» **What you are asked to do**:
Keep every line where the word "Over" appears; drop the rest.

» **Data listing**:
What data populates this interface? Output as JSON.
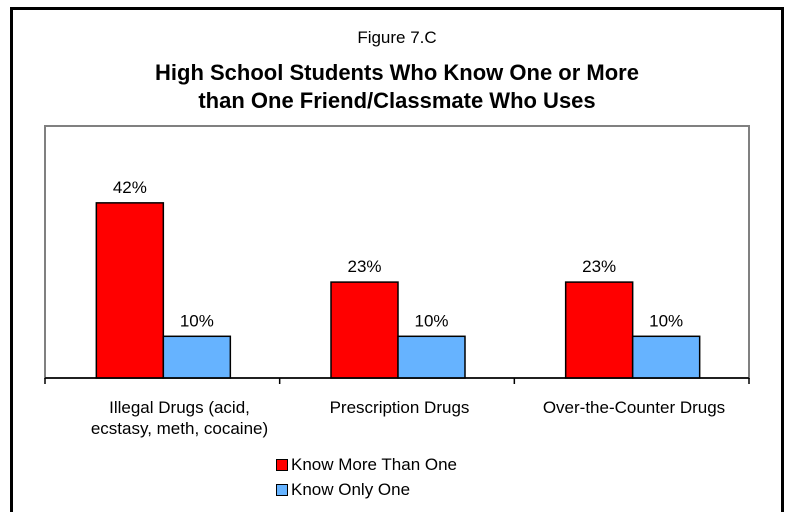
{
  "chart_data": {
    "type": "bar",
    "figure_label": "Figure 7.C",
    "title_lines": [
      "High School Students Who Know One or More",
      "than One Friend/Classmate Who Uses"
    ],
    "title": "High School Students Who Know One or More than One Friend/Classmate Who Uses",
    "categories": [
      "Illegal Drugs (acid, ecstasy, meth, cocaine)",
      "Prescription Drugs",
      "Over-the-Counter Drugs"
    ],
    "category_lines": [
      [
        "Illegal Drugs (acid,",
        "ecstasy, meth, cocaine)"
      ],
      [
        "Prescription Drugs"
      ],
      [
        "Over-the-Counter Drugs"
      ]
    ],
    "series": [
      {
        "name": "Know More Than One",
        "color": "#ff0000",
        "values": [
          42,
          23,
          23
        ],
        "labels": [
          "42%",
          "23%",
          "23%"
        ]
      },
      {
        "name": "Know Only One",
        "color": "#66b3ff",
        "values": [
          10,
          10,
          10
        ],
        "labels": [
          "10%",
          "10%",
          "10%"
        ]
      }
    ],
    "unit": "%",
    "ylim": [
      0,
      50
    ],
    "grid": false,
    "legend_position": "bottom"
  }
}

» **Completed task**:
      "Over-the-Counter Drugs"
        "Over-the-Counter Drugs"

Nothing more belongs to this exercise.